*What needs to be done*: Write the records below out in full, character for character, with no pictures.

★ ★ ★

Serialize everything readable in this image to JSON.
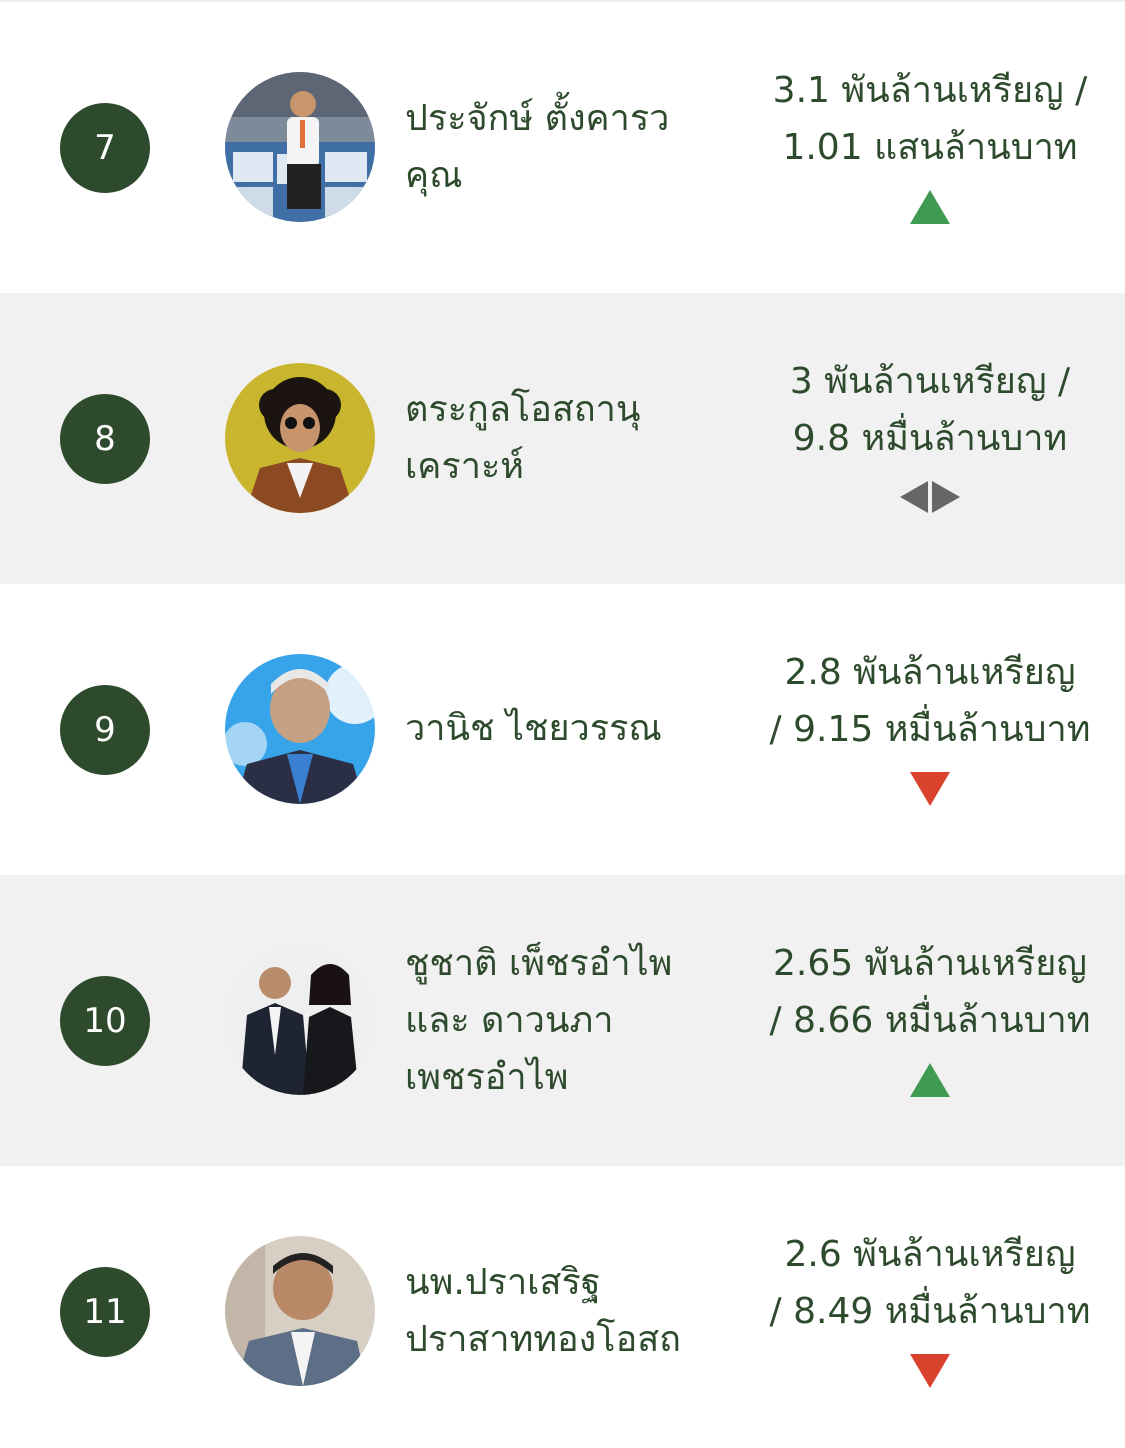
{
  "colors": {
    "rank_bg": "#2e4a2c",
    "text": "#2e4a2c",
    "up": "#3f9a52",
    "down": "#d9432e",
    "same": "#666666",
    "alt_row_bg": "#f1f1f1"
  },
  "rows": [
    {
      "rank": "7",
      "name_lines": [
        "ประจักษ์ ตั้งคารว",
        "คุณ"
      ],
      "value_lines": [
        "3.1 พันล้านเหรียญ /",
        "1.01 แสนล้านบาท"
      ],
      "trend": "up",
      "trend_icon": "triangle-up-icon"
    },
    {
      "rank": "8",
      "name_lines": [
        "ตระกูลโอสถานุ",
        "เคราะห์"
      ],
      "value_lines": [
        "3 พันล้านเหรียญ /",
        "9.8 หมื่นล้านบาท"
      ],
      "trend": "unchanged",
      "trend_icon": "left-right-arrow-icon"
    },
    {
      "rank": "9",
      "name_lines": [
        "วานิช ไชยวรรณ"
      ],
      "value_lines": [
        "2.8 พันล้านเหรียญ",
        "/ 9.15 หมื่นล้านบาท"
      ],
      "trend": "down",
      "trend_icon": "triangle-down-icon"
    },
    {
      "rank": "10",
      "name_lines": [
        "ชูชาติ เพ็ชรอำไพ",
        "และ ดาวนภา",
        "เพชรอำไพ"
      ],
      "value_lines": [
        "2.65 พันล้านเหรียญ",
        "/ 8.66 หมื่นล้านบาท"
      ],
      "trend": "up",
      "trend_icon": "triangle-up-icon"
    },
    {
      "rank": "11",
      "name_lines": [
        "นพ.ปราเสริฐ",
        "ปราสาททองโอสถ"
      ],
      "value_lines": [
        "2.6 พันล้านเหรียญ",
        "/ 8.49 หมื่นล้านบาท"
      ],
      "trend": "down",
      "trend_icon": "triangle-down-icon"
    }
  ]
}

★ ★ ★

*Output for this exercise*:
Serialize everything readable in this image to JSON.
{
  "colors": {
    "rank_bg": "#2e4a2c",
    "text": "#2e4a2c",
    "up": "#3f9a52",
    "down": "#d9432e",
    "same": "#666666",
    "alt_row_bg": "#f1f1f1"
  },
  "rows": [
    {
      "rank": "7",
      "name_lines": [
        "ประจักษ์ ตั้งคารว",
        "คุณ"
      ],
      "value_lines": [
        "3.1 พันล้านเหรียญ /",
        "1.01 แสนล้านบาท"
      ],
      "trend": "up",
      "trend_icon": "triangle-up-icon"
    },
    {
      "rank": "8",
      "name_lines": [
        "ตระกูลโอสถานุ",
        "เคราะห์"
      ],
      "value_lines": [
        "3 พันล้านเหรียญ /",
        "9.8 หมื่นล้านบาท"
      ],
      "trend": "unchanged",
      "trend_icon": "left-right-arrow-icon"
    },
    {
      "rank": "9",
      "name_lines": [
        "วานิช ไชยวรรณ"
      ],
      "value_lines": [
        "2.8 พันล้านเหรียญ",
        "/ 9.15 หมื่นล้านบาท"
      ],
      "trend": "down",
      "trend_icon": "triangle-down-icon"
    },
    {
      "rank": "10",
      "name_lines": [
        "ชูชาติ เพ็ชรอำไพ",
        "และ ดาวนภา",
        "เพชรอำไพ"
      ],
      "value_lines": [
        "2.65 พันล้านเหรียญ",
        "/ 8.66 หมื่นล้านบาท"
      ],
      "trend": "up",
      "trend_icon": "triangle-up-icon"
    },
    {
      "rank": "11",
      "name_lines": [
        "นพ.ปราเสริฐ",
        "ปราสาททองโอสถ"
      ],
      "value_lines": [
        "2.6 พันล้านเหรียญ",
        "/ 8.49 หมื่นล้านบาท"
      ],
      "trend": "down",
      "trend_icon": "triangle-down-icon"
    }
  ]
}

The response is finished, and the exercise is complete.